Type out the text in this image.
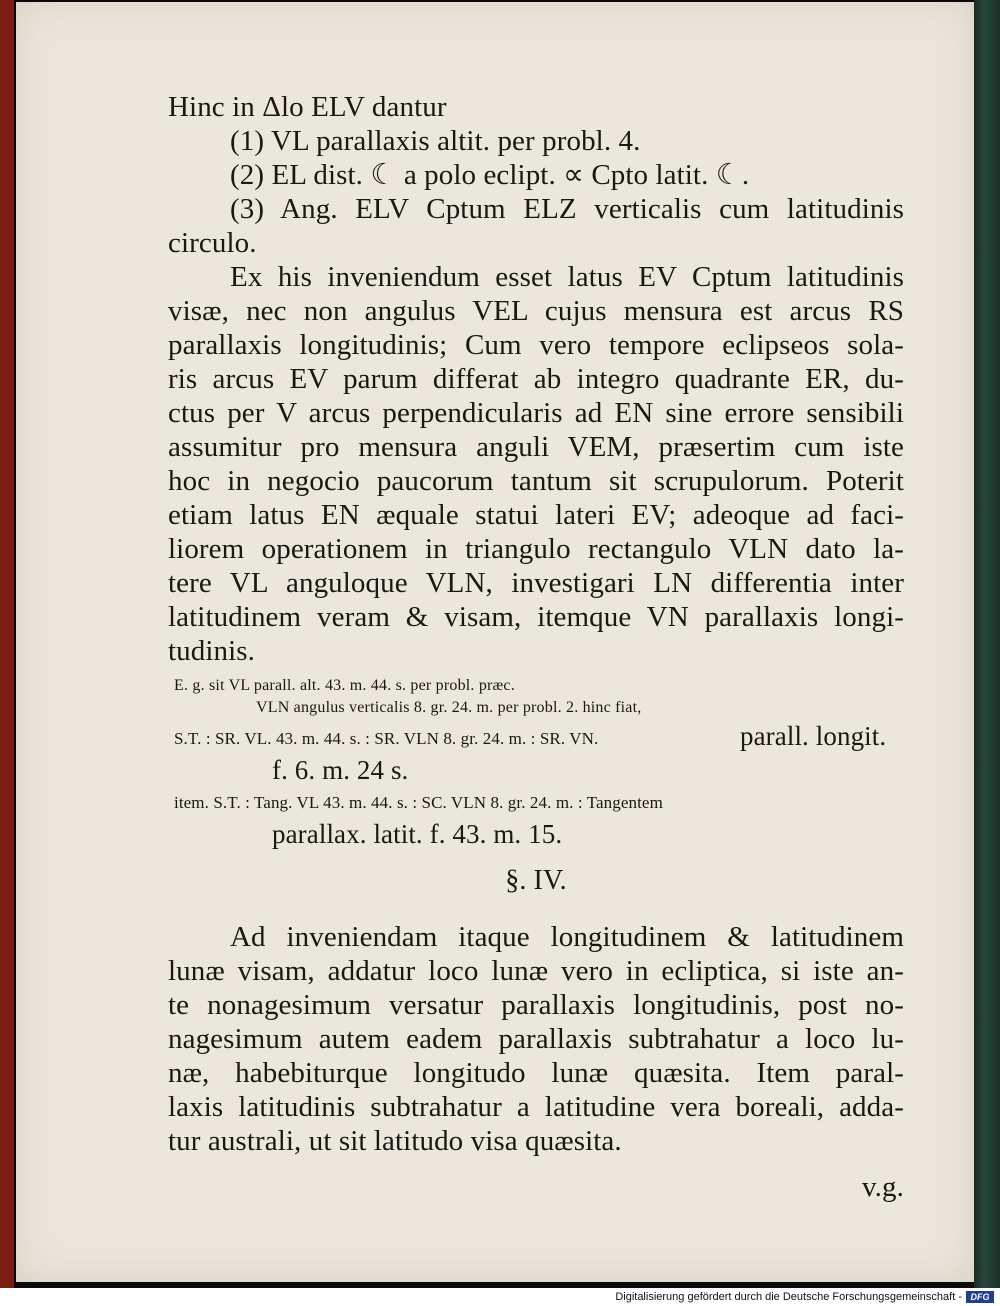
Hinc in Δlo ELV dantur
(1) VL parallaxis altit. per probl. 4.
(2) EL dist. ☾ a polo eclipt. ∝ Cpto latit. ☾.
(3) Ang. ELV Cptum ELZ verticalis cum latitudinis
circulo.
Ex his inveniendum esset latus EV Cptum latitudinis
visæ, nec non angulus VEL cujus mensura est arcus RS
parallaxis longitudinis; Cum vero tempore eclipseos sola-
ris arcus EV parum differat ab integro quadrante ER, du-
ctus per V arcus perpendicularis ad EN sine errore sensibili
assumitur pro mensura anguli VEM, præsertim cum iste
hoc in negocio paucorum tantum sit scrupulorum. Poterit
etiam latus EN æquale statui lateri EV; adeoque ad faci-
liorem operationem in triangulo rectangulo VLN dato la-
tere VL anguloque VLN, investigari LN differentia inter
latitudinem veram & visam, itemque VN parallaxis longi-
tudinis.
E. g. sit VL parall. alt. 43. m. 44. s. per probl. præc.
VLN angulus verticalis 8. gr. 24. m. per probl. 2. hinc fiat,
S.T. : SR. VL. 43. m. 44. s. : SR. VLN 8. gr. 24. m. : SR. VN.	parall. longit.
f. 6. m. 24 s.
item. S.T. : Tang. VL 43. m. 44. s. : SC. VLN 8. gr. 24. m. : Tangentem
parallax. latit. f. 43. m. 15.
§. IV.
Ad inveniendam itaque longitudinem & latitudinem
lunæ visam, addatur loco lunæ vero in ecliptica, si iste an-
te nonagesimum versatur parallaxis longitudinis, post no-
nagesimum autem eadem parallaxis subtrahatur a loco lu-
næ, habebiturque longitudo lunæ quæsita. Item paral-
laxis latitudinis subtrahatur a latitudine vera boreali, adda-
tur australi, ut sit latitudo visa quæsita.
v.g.
Digitalisierung gefördert durch die Deutsche Forschungsgemeinschaft - DFG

» **Problem to work on**
Restate the full listing verbatim and drop every picture.

» **Reply**
Type out the text in this image.
Hinc in Δlo ELV dantur
(1) VL parallaxis altit. per probl. 4.
(2) EL dist. ☾ a polo eclipt. ∝ Cpto latit. ☾.
(3) Ang. ELV Cptum ELZ verticalis cum latitudinis
circulo.
Ex his inveniendum esset latus EV Cptum latitudinis
visæ, nec non angulus VEL cujus mensura est arcus RS
parallaxis longitudinis; Cum vero tempore eclipseos sola-
ris arcus EV parum differat ab integro quadrante ER, du-
ctus per V arcus perpendicularis ad EN sine errore sensibili
assumitur pro mensura anguli VEM, præsertim cum iste
hoc in negocio paucorum tantum sit scrupulorum. Poterit
etiam latus EN æquale statui lateri EV; adeoque ad faci-
liorem operationem in triangulo rectangulo VLN dato la-
tere VL anguloque VLN, investigari LN differentia inter
latitudinem veram & visam, itemque VN parallaxis longi-
tudinis.
E. g. sit VL parall. alt. 43. m. 44. s. per probl. præc.
VLN angulus verticalis 8. gr. 24. m. per probl. 2. hinc fiat,
S.T. : SR. VL. 43. m. 44. s. : SR. VLN 8. gr. 24. m. : SR. VN.	parall. longit.
f. 6. m. 24 s.
item. S.T. : Tang. VL 43. m. 44. s. : SC. VLN 8. gr. 24. m. : Tangentem
parallax. latit. f. 43. m. 15.
§. IV.
Ad inveniendam itaque longitudinem & latitudinem
lunæ visam, addatur loco lunæ vero in ecliptica, si iste an-
te nonagesimum versatur parallaxis longitudinis, post no-
nagesimum autem eadem parallaxis subtrahatur a loco lu-
næ, habebiturque longitudo lunæ quæsita. Item paral-
laxis latitudinis subtrahatur a latitudine vera boreali, adda-
tur australi, ut sit latitudo visa quæsita.
v.g.
Digitalisierung gefördert durch die Deutsche Forschungsgemeinschaft - DFG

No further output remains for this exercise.